● What is asked: Tally the lines in these records that hold the string "Hearer", and reply with the number alone.
>> Start Exercise materials
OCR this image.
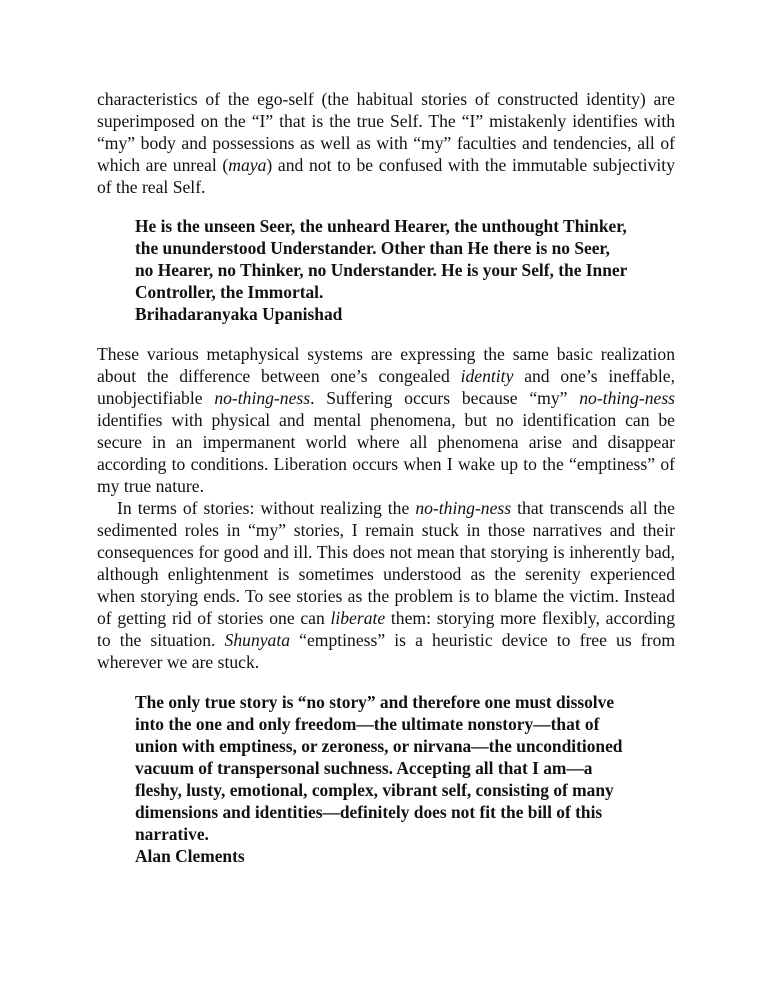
characteristics of the ego-self (the habitual stories of constructed identity) are superimposed on the “I” that is the true Self. The “I” mistakenly identifies with “my” body and possessions as well as with “my” faculties and tendencies, all of which are unreal (maya) and not to be confused with the immutable subjectivity of the real Self.

He is the unseen Seer, the unheard Hearer, the unthought Thinker,
the ununderstood Understander. Other than He there is no Seer,
no Hearer, no Thinker, no Understander. He is your Self, the Inner
Controller, the Immortal.
Brihadaranyaka Upanishad

These various metaphysical systems are expressing the same basic realization about the difference between one’s congealed identity and one’s ineffable, unobjectifiable no-thing-ness. Suffering occurs because “my” no-thing-ness identifies with physical and mental phenomena, but no identification can be secure in an impermanent world where all phenomena arise and disappear according to conditions. Liberation occurs when I wake up to the “emptiness” of my true nature.

In terms of stories: without realizing the no-thing-ness that transcends all the sedimented roles in “my” stories, I remain stuck in those narratives and their consequences for good and ill. This does not mean that storying is inherently bad, although enlightenment is sometimes understood as the serenity experienced when storying ends. To see stories as the problem is to blame the victim. Instead of getting rid of stories one can liberate them: storying more flexibly, according to the situation. Shunyata “emptiness” is a heuristic device to free us from wherever we are stuck.

The only true story is “no story” and therefore one must dissolve
into the one and only freedom—the ultimate nonstory—that of
union with emptiness, or zeroness, or nirvana—the unconditioned
vacuum of transpersonal suchness. Accepting all that I am—a
fleshy, lusty, emotional, complex, vibrant self, consisting of many
dimensions and identities—definitely does not fit the bill of this
narrative.
Alan Clements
>> End Exercise materials
● Complete output: 2